**Your goal:** What's needed is the listing below, repeated word for word with no pictures.

**Extracted material:**
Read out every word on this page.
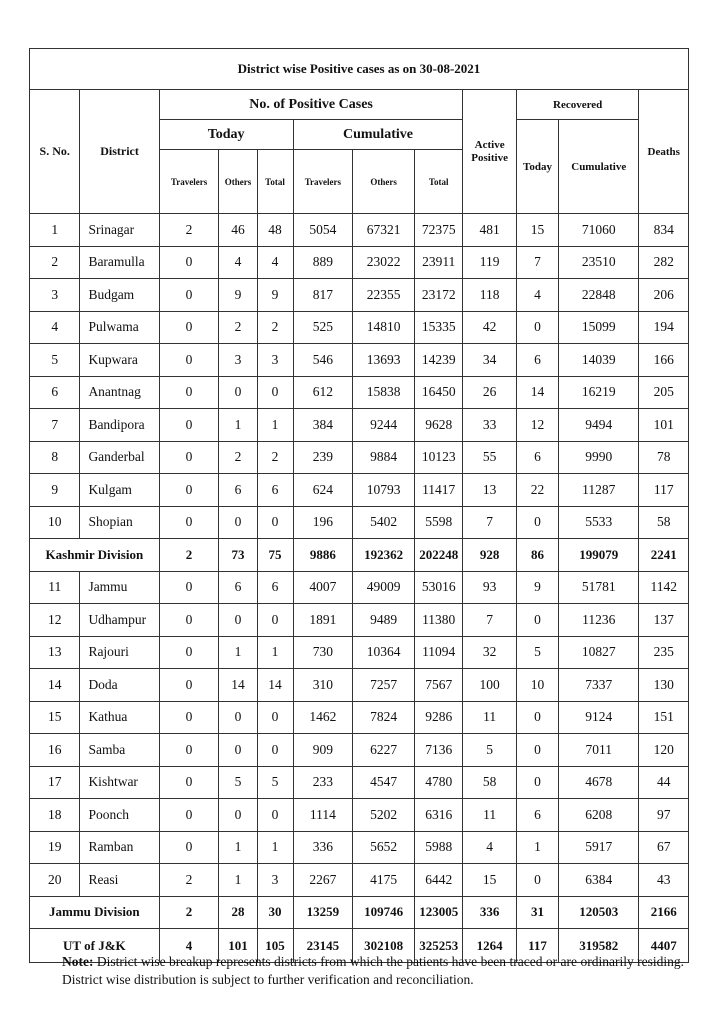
District wise Positive cases as on 30-08-2021											
S. No.	District	No. of Positive Cases						Active Positive	Recovered		Deaths
		Today			Cumulative				Today	Cumulative	
		Travelers	Others	Total	Travelers	Others	Total				
1	Srinagar	2	46	48	5054	67321	72375	481	15	71060	834
2	Baramulla	0	4	4	889	23022	23911	119	7	23510	282
3	Budgam	0	9	9	817	22355	23172	118	4	22848	206
4	Pulwama	0	2	2	525	14810	15335	42	0	15099	194
5	Kupwara	0	3	3	546	13693	14239	34	6	14039	166
6	Anantnag	0	0	0	612	15838	16450	26	14	16219	205
7	Bandipora	0	1	1	384	9244	9628	33	12	9494	101
8	Ganderbal	0	2	2	239	9884	10123	55	6	9990	78
9	Kulgam	0	6	6	624	10793	11417	13	22	11287	117
10	Shopian	0	0	0	196	5402	5598	7	0	5533	58
Kashmir Division		2	73	75	9886	192362	202248	928	86	199079	2241
11	Jammu	0	6	6	4007	49009	53016	93	9	51781	1142
12	Udhampur	0	0	0	1891	9489	11380	7	0	11236	137
13	Rajouri	0	1	1	730	10364	11094	32	5	10827	235
14	Doda	0	14	14	310	7257	7567	100	10	7337	130
15	Kathua	0	0	0	1462	7824	9286	11	0	9124	151
16	Samba	0	0	0	909	6227	7136	5	0	7011	120
17	Kishtwar	0	5	5	233	4547	4780	58	0	4678	44
18	Poonch	0	0	0	1114	5202	6316	11	6	6208	97
19	Ramban	0	1	1	336	5652	5988	4	1	5917	67
20	Reasi	2	1	3	2267	4175	6442	15	0	6384	43
Jammu Division		2	28	30	13259	109746	123005	336	31	120503	2166
UT of J&K		4	101	105	23145	302108	325253	1264	117	319582	4407
Note: District wise breakup represents districts from which the patients have been traced or are ordinarily residing. District wise distribution is subject to further verification and reconciliation.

**Solution to this problem:**
Read out every word on this page.
District wise Positive cases as on 30-08-2021											
S. No.	District	No. of Positive Cases						Active Positive	Recovered		Deaths
		Today			Cumulative				Today	Cumulative	
		Travelers	Others	Total	Travelers	Others	Total				
1	Srinagar	2	46	48	5054	67321	72375	481	15	71060	834
2	Baramulla	0	4	4	889	23022	23911	119	7	23510	282
3	Budgam	0	9	9	817	22355	23172	118	4	22848	206
4	Pulwama	0	2	2	525	14810	15335	42	0	15099	194
5	Kupwara	0	3	3	546	13693	14239	34	6	14039	166
6	Anantnag	0	0	0	612	15838	16450	26	14	16219	205
7	Bandipora	0	1	1	384	9244	9628	33	12	9494	101
8	Ganderbal	0	2	2	239	9884	10123	55	6	9990	78
9	Kulgam	0	6	6	624	10793	11417	13	22	11287	117
10	Shopian	0	0	0	196	5402	5598	7	0	5533	58
Kashmir Division		2	73	75	9886	192362	202248	928	86	199079	2241
11	Jammu	0	6	6	4007	49009	53016	93	9	51781	1142
12	Udhampur	0	0	0	1891	9489	11380	7	0	11236	137
13	Rajouri	0	1	1	730	10364	11094	32	5	10827	235
14	Doda	0	14	14	310	7257	7567	100	10	7337	130
15	Kathua	0	0	0	1462	7824	9286	11	0	9124	151
16	Samba	0	0	0	909	6227	7136	5	0	7011	120
17	Kishtwar	0	5	5	233	4547	4780	58	0	4678	44
18	Poonch	0	0	0	1114	5202	6316	11	6	6208	97
19	Ramban	0	1	1	336	5652	5988	4	1	5917	67
20	Reasi	2	1	3	2267	4175	6442	15	0	6384	43
Jammu Division		2	28	30	13259	109746	123005	336	31	120503	2166
UT of J&K		4	101	105	23145	302108	325253	1264	117	319582	4407
Note: District wise breakup represents districts from which the patients have been traced or are ordinarily residing. District wise distribution is subject to further verification and reconciliation.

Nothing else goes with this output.